Recorded data:
***

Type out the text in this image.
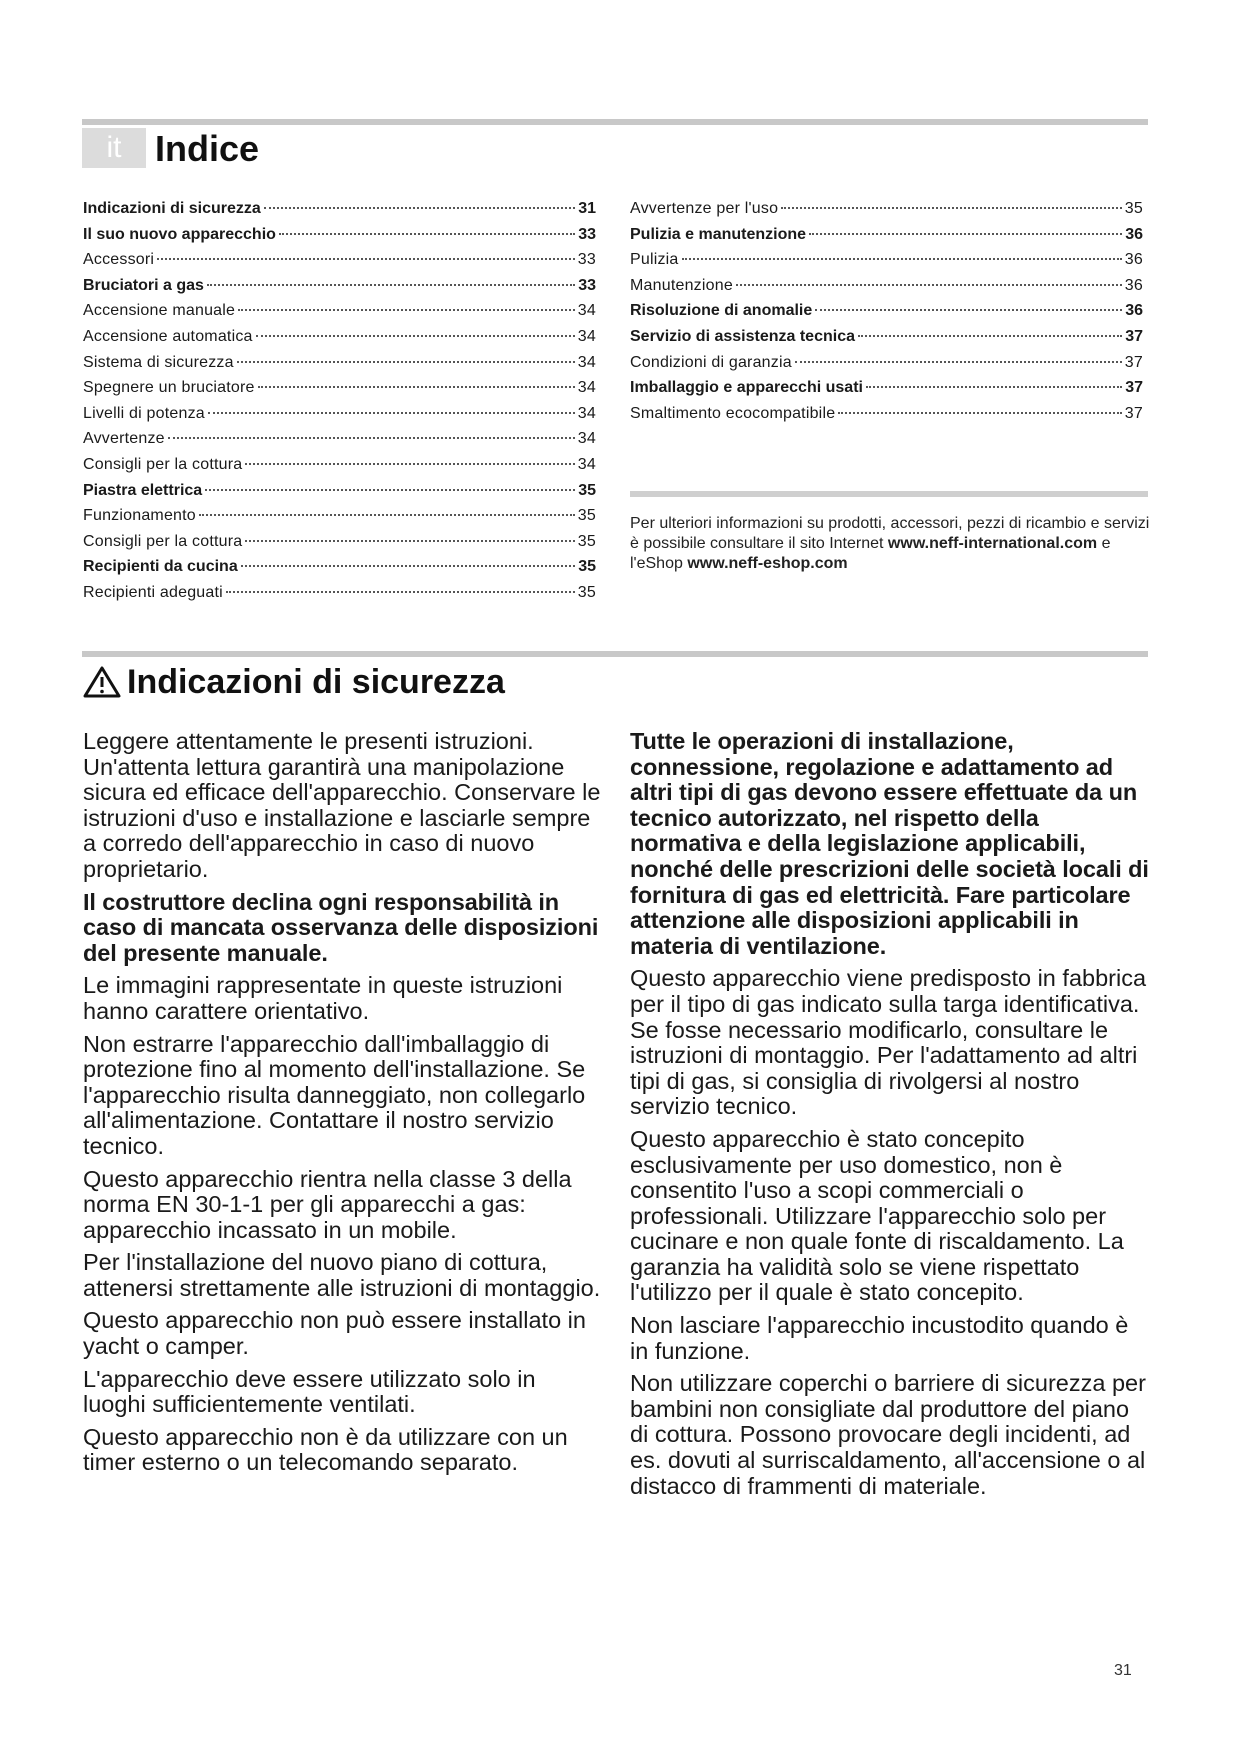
it Indice
Indicazioni di sicurezza	31
Il suo nuovo apparecchio	33
Accessori	33
Bruciatori a gas	33
Accensione manuale	34
Accensione automatica	34
Sistema di sicurezza	34
Spegnere un bruciatore	34
Livelli di potenza	34
Avvertenze	34
Consigli per la cottura	34
Piastra elettrica	35
Funzionamento	35
Consigli per la cottura	35
Recipienti da cucina	35
Recipienti adeguati	35
Avvertenze per l'uso	35
Pulizia e manutenzione	36
Pulizia	36
Manutenzione	36
Risoluzione di anomalie	36
Servizio di assistenza tecnica	37
Condizioni di garanzia	37
Imballaggio e apparecchi usati	37
Smaltimento ecocompatibile	37
Per ulteriori informazioni su prodotti, accessori, pezzi di ricambio e servizi è possibile consultare il sito Internet www.neff-international.com e l'eShop www.neff-eshop.com
Indicazioni di sicurezza

Leggere attentamente le presenti istruzioni. Un'attenta lettura garantirà una manipolazione sicura ed efficace dell'apparecchio. Conservare le istruzioni d'uso e installazione e lasciarle sempre a corredo dell'apparecchio in caso di nuovo proprietario.

Il costruttore declina ogni responsabilità in caso di mancata osservanza delle disposizioni del presente manuale.

Le immagini rappresentate in queste istruzioni hanno carattere orientativo.

Non estrarre l'apparecchio dall'imballaggio di protezione fino al momento dell'installazione. Se l'apparecchio risulta danneggiato, non collegarlo all'alimentazione. Contattare il nostro servizio tecnico.

Questo apparecchio rientra nella classe 3 della norma EN 30-1-1 per gli apparecchi a gas: apparecchio incassato in un mobile.

Per l'installazione del nuovo piano di cottura, attenersi strettamente alle istruzioni di montaggio.

Questo apparecchio non può essere installato in yacht o camper.

L'apparecchio deve essere utilizzato solo in luoghi sufficientemente ventilati.

Questo apparecchio non è da utilizzare con un timer esterno o un telecomando separato.

Tutte le operazioni di installazione, connessione, regolazione e adattamento ad altri tipi di gas devono essere effettuate da un tecnico autorizzato, nel rispetto della normativa e della legislazione applicabili, nonché delle prescrizioni delle società locali di fornitura di gas ed elettricità. Fare particolare attenzione alle disposizioni applicabili in materia di ventilazione.

Questo apparecchio viene predisposto in fabbrica per il tipo di gas indicato sulla targa identificativa. Se fosse necessario modificarlo, consultare le istruzioni di montaggio. Per l'adattamento ad altri tipi di gas, si consiglia di rivolgersi al nostro servizio tecnico.

Questo apparecchio è stato concepito esclusivamente per uso domestico, non è consentito l'uso a scopi commerciali o professionali. Utilizzare l'apparecchio solo per cucinare e non quale fonte di riscaldamento. La garanzia ha validità solo se viene rispettato l'utilizzo per il quale è stato concepito.

Non lasciare l'apparecchio incustodito quando è in funzione.

Non utilizzare coperchi o barriere di sicurezza per bambini non consigliate dal produttore del piano di cottura. Possono provocare degli incidenti, ad es. dovuti al surriscaldamento, all'accensione o al distacco di frammenti di materiale.

31
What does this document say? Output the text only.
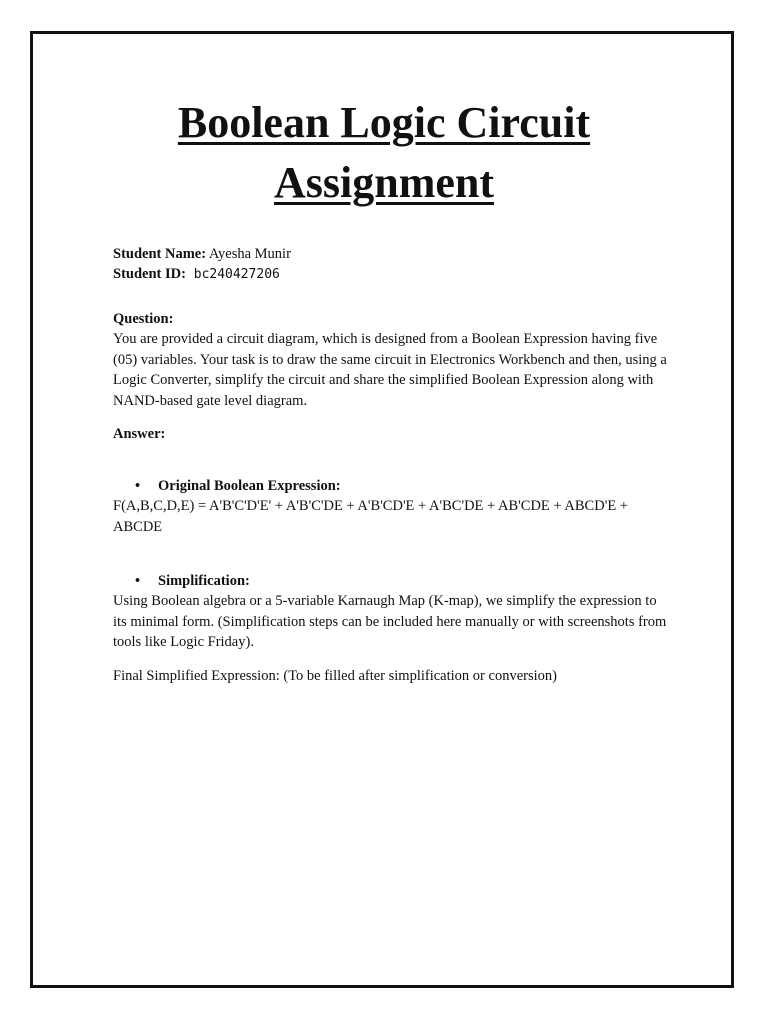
Boolean Logic Circuit
Assignment

Student Name: Ayesha Munir

Student ID: bc240427206

Question:

You are provided a circuit diagram, which is designed from a Boolean Expression having five (05) variables. Your task is to draw the same circuit in Electronics Workbench and then, using a Logic Converter, simplify the circuit and share the simplified Boolean Expression along with NAND-based gate level diagram.

Answer:

• Original Boolean Expression:

F(A,B,C,D,E) = A'B'C'D'E' + A'B'C'DE + A'B'CD'E + A'BC'DE + AB'CDE + ABCD'E + ABCDE

• Simplification:

Using Boolean algebra or a 5-variable Karnaugh Map (K-map), we simplify the expression to its minimal form. (Simplification steps can be included here manually or with screenshots from tools like Logic Friday).

Final Simplified Expression: (To be filled after simplification or conversion)
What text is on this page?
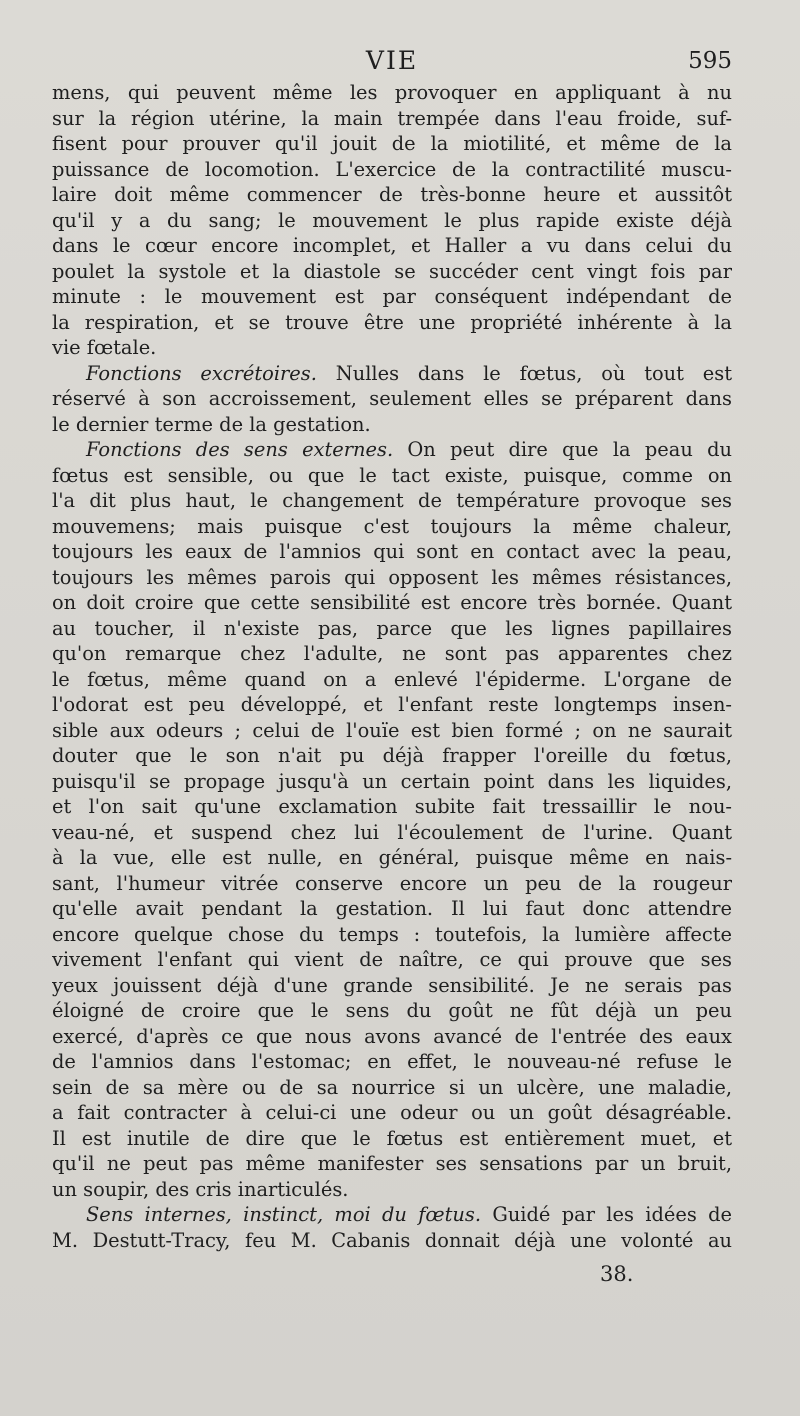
VIE	595
mens, qui peuvent même les provoquer en appliquant à nu
sur la région utérine, la main trempée dans l'eau froide, suf-
fisent pour prouver qu'il jouit de la miotilité, et même de la
puissance de locomotion. L'exercice de la contractilité muscu-
laire doit même commencer de très-bonne heure et aussitôt
qu'il y a du sang; le mouvement le plus rapide existe déjà
dans le cœur encore incomplet, et Haller a vu dans celui du
poulet la systole et la diastole se succéder cent vingt fois par
minute : le mouvement est par conséquent indépendant de
la respiration, et se trouve être une propriété inhérente à la
vie fœtale.
Fonctions excrétoires. Nulles dans le fœtus, où tout est
réservé à son accroissement, seulement elles se préparent dans
le dernier terme de la gestation.
Fonctions des sens externes. On peut dire que la peau du
fœtus est sensible, ou que le tact existe, puisque, comme on
l'a dit plus haut, le changement de température provoque ses
mouvemens; mais puisque c'est toujours la même chaleur,
toujours les eaux de l'amnios qui sont en contact avec la peau,
toujours les mêmes parois qui opposent les mêmes résistances,
on doit croire que cette sensibilité est encore très bornée. Quant
au toucher, il n'existe pas, parce que les lignes papillaires
qu'on remarque chez l'adulte, ne sont pas apparentes chez
le fœtus, même quand on a enlevé l'épiderme. L'organe de
l'odorat est peu développé, et l'enfant reste longtemps insen-
sible aux odeurs ; celui de l'ouïe est bien formé ; on ne saurait
douter que le son n'ait pu déjà frapper l'oreille du fœtus,
puisqu'il se propage jusqu'à un certain point dans les liquides,
et l'on sait qu'une exclamation subite fait tressaillir le nou-
veau-né, et suspend chez lui l'écoulement de l'urine. Quant
à la vue, elle est nulle, en général, puisque même en nais-
sant, l'humeur vitrée conserve encore un peu de la rougeur
qu'elle avait pendant la gestation. Il lui faut donc attendre
encore quelque chose du temps : toutefois, la lumière affecte
vivement l'enfant qui vient de naître, ce qui prouve que ses
yeux jouissent déjà d'une grande sensibilité. Je ne serais pas
éloigné de croire que le sens du goût ne fût déjà un peu
exercé, d'après ce que nous avons avancé de l'entrée des eaux
de l'amnios dans l'estomac; en effet, le nouveau-né refuse le
sein de sa mère ou de sa nourrice si un ulcère, une maladie,
a fait contracter à celui-ci une odeur ou un goût désagréable.
Il est inutile de dire que le fœtus est entièrement muet, et
qu'il ne peut pas même manifester ses sensations par un bruit,
un soupir, des cris inarticulés.
Sens internes, instinct, moi du fœtus. Guidé par les idées de
M. Destutt-Tracy, feu M. Cabanis donnait déjà une volonté au
38.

***

What the exercise asks:
From the listing above, print every entry precisely and drop the pictures.

Exercise solution:
Type out the text in this image.
it Indice
Indicazioni di sicurezza	31
Il suo nuovo apparecchio	33
Accessori	33
Bruciatori a gas	33
Accensione manuale	34
Accensione automatica	34
Sistema di sicurezza	34
Spegnere un bruciatore	34
Livelli di potenza	34
Avvertenze	34
Consigli per la cottura	34
Piastra elettrica	35
Funzionamento	35
Consigli per la cottura	35
Recipienti da cucina	35
Recipienti adeguati	35
Avvertenze per l'uso	35
Pulizia e manutenzione	36
Pulizia	36
Manutenzione	36
Risoluzione di anomalie	36
Servizio di assistenza tecnica	37
Condizioni di garanzia	37
Imballaggio e apparecchi usati	37
Smaltimento ecocompatibile	37
Per ulteriori informazioni su prodotti, accessori, pezzi di ricambio e servizi è possibile consultare il sito Internet www.neff-international.com e l'eShop www.neff-eshop.com
Indicazioni di sicurezza

Leggere attentamente le presenti istruzioni. Un'attenta lettura garantirà una manipolazione sicura ed efficace dell'apparecchio. Conservare le istruzioni d'uso e installazione e lasciarle sempre a corredo dell'apparecchio in caso di nuovo proprietario.

Il costruttore declina ogni responsabilità in caso di mancata osservanza delle disposizioni del presente manuale.

Le immagini rappresentate in queste istruzioni hanno carattere orientativo.

Non estrarre l'apparecchio dall'imballaggio di protezione fino al momento dell'installazione. Se l'apparecchio risulta danneggiato, non collegarlo all'alimentazione. Contattare il nostro servizio tecnico.

Questo apparecchio rientra nella classe 3 della norma EN 30-1-1 per gli apparecchi a gas: apparecchio incassato in un mobile.

Per l'installazione del nuovo piano di cottura, attenersi strettamente alle istruzioni di montaggio.

Questo apparecchio non può essere installato in yacht o camper.

L'apparecchio deve essere utilizzato solo in luoghi sufficientemente ventilati.

Questo apparecchio non è da utilizzare con un timer esterno o un telecomando separato.

Tutte le operazioni di installazione, connessione, regolazione e adattamento ad altri tipi di gas devono essere effettuate da un tecnico autorizzato, nel rispetto della normativa e della legislazione applicabili, nonché delle prescrizioni delle società locali di fornitura di gas ed elettricità. Fare particolare attenzione alle disposizioni applicabili in materia di ventilazione.

Questo apparecchio viene predisposto in fabbrica per il tipo di gas indicato sulla targa identificativa. Se fosse necessario modificarlo, consultare le istruzioni di montaggio. Per l'adattamento ad altri tipi di gas, si consiglia di rivolgersi al nostro servizio tecnico.

Questo apparecchio è stato concepito esclusivamente per uso domestico, non è consentito l'uso a scopi commerciali o professionali. Utilizzare l'apparecchio solo per cucinare e non quale fonte di riscaldamento. La garanzia ha validità solo se viene rispettato l'utilizzo per il quale è stato concepito.

Non lasciare l'apparecchio incustodito quando è in funzione.

Non utilizzare coperchi o barriere di sicurezza per bambini non consigliate dal produttore del piano di cottura. Possono provocare degli incidenti, ad es. dovuti al surriscaldamento, all'accensione o al distacco di frammenti di materiale.

31
What does this document say? Output the text only.
Boolean Logic Circuit
Assignment

Student Name: Ayesha Munir

Student ID: bc240427206

Question:

You are provided a circuit diagram, which is designed from a Boolean Expression having five (05) variables. Your task is to draw the same circuit in Electronics Workbench and then, using a Logic Converter, simplify the circuit and share the simplified Boolean Expression along with NAND-based gate level diagram.

Answer:

• Original Boolean Expression:

F(A,B,C,D,E) = A'B'C'D'E' + A'B'C'DE + A'B'CD'E + A'BC'DE + AB'CDE + ABCD'E + ABCDE

• Simplification:

Using Boolean algebra or a 5-variable Karnaugh Map (K-map), we simplify the expression to its minimal form. (Simplification steps can be included here manually or with screenshots from tools like Logic Friday).

Final Simplified Expression: (To be filled after simplification or conversion)
What text is on this page?
VIE	595
mens, qui peuvent même les provoquer en appliquant à nu
sur la région utérine, la main trempée dans l'eau froide, suf-
fisent pour prouver qu'il jouit de la miotilité, et même de la
puissance de locomotion. L'exercice de la contractilité muscu-
laire doit même commencer de très-bonne heure et aussitôt
qu'il y a du sang; le mouvement le plus rapide existe déjà
dans le cœur encore incomplet, et Haller a vu dans celui du
poulet la systole et la diastole se succéder cent vingt fois par
minute : le mouvement est par conséquent indépendant de
la respiration, et se trouve être une propriété inhérente à la
vie fœtale.
Fonctions excrétoires. Nulles dans le fœtus, où tout est
réservé à son accroissement, seulement elles se préparent dans
le dernier terme de la gestation.
Fonctions des sens externes. On peut dire que la peau du
fœtus est sensible, ou que le tact existe, puisque, comme on
l'a dit plus haut, le changement de température provoque ses
mouvemens; mais puisque c'est toujours la même chaleur,
toujours les eaux de l'amnios qui sont en contact avec la peau,
toujours les mêmes parois qui opposent les mêmes résistances,
on doit croire que cette sensibilité est encore très bornée. Quant
au toucher, il n'existe pas, parce que les lignes papillaires
qu'on remarque chez l'adulte, ne sont pas apparentes chez
le fœtus, même quand on a enlevé l'épiderme. L'organe de
l'odorat est peu développé, et l'enfant reste longtemps insen-
sible aux odeurs ; celui de l'ouïe est bien formé ; on ne saurait
douter que le son n'ait pu déjà frapper l'oreille du fœtus,
puisqu'il se propage jusqu'à un certain point dans les liquides,
et l'on sait qu'une exclamation subite fait tressaillir le nou-
veau-né, et suspend chez lui l'écoulement de l'urine. Quant
à la vue, elle est nulle, en général, puisque même en nais-
sant, l'humeur vitrée conserve encore un peu de la rougeur
qu'elle avait pendant la gestation. Il lui faut donc attendre
encore quelque chose du temps : toutefois, la lumière affecte
vivement l'enfant qui vient de naître, ce qui prouve que ses
yeux jouissent déjà d'une grande sensibilité. Je ne serais pas
éloigné de croire que le sens du goût ne fût déjà un peu
exercé, d'après ce que nous avons avancé de l'entrée des eaux
de l'amnios dans l'estomac; en effet, le nouveau-né refuse le
sein de sa mère ou de sa nourrice si un ulcère, une maladie,
a fait contracter à celui-ci une odeur ou un goût désagréable.
Il est inutile de dire que le fœtus est entièrement muet, et
qu'il ne peut pas même manifester ses sensations par un bruit,
un soupir, des cris inarticulés.
Sens internes, instinct, moi du fœtus. Guidé par les idées de
M. Destutt-Tracy, feu M. Cabanis donnait déjà une volonté au
38.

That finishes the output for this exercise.